===== Provided data =====

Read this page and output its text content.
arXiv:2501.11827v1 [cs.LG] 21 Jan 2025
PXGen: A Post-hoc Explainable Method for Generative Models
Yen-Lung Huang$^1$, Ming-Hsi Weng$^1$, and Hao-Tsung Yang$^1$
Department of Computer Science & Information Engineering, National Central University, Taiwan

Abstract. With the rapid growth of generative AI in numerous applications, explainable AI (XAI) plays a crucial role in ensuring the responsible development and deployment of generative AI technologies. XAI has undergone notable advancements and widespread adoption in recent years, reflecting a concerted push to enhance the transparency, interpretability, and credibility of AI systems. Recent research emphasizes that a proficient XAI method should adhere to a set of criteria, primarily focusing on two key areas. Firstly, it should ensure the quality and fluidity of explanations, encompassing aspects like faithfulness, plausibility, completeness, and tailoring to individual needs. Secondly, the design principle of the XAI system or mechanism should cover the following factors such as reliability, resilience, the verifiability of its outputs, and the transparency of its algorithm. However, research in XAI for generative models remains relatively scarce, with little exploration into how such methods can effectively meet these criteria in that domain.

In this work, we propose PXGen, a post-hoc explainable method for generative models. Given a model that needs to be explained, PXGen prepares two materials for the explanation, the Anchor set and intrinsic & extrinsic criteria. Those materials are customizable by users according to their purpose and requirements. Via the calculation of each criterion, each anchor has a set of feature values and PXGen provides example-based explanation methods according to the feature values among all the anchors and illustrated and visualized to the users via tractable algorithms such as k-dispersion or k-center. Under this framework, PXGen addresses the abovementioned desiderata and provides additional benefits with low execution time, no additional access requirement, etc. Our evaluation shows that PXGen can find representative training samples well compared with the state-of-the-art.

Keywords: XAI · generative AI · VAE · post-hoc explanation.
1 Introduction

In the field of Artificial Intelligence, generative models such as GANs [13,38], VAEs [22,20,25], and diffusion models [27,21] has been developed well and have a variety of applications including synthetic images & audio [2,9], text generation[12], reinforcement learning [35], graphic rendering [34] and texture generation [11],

=====

Problem to solve.
Copy every line from the records above that contains the word "needs".

Answer to this problem.
Abstract. With the rapid growth of generative AI in numerous applications, explainable AI (XAI) plays a crucial role in ensuring the responsible development and deployment of generative AI technologies. XAI has undergone notable advancements and widespread adoption in recent years, reflecting a concerted push to enhance the transparency, interpretability, and credibility of AI systems. Recent research emphasizes that a proficient XAI method should adhere to a set of criteria, primarily focusing on two key areas. Firstly, it should ensure the quality and fluidity of explanations, encompassing aspects like faithfulness, plausibility, completeness, and tailoring to individual needs. Secondly, the design principle of the XAI system or mechanism should cover the following factors such as reliability, resilience, the verifiability of its outputs, and the transparency of its algorithm. However, research in XAI for generative models remains relatively scarce, with little exploration into how such methods can effectively meet these criteria in that domain.
In this work, we propose PXGen, a post-hoc explainable method for generative models. Given a model that needs to be explained, PXGen prepares two materials for the explanation, the Anchor set and intrinsic & extrinsic criteria. Those materials are customizable by users according to their purpose and requirements. Via the calculation of each criterion, each anchor has a set of feature values and PXGen provides example-based explanation methods according to the feature values among all the anchors and illustrated and visualized to the users via tractable algorithms such as k-dispersion or k-center. Under this framework, PXGen addresses the abovementioned desiderata and provides additional benefits with low execution time, no additional access requirement, etc. Our evaluation shows that PXGen can find representative training samples well compared with the state-of-the-art.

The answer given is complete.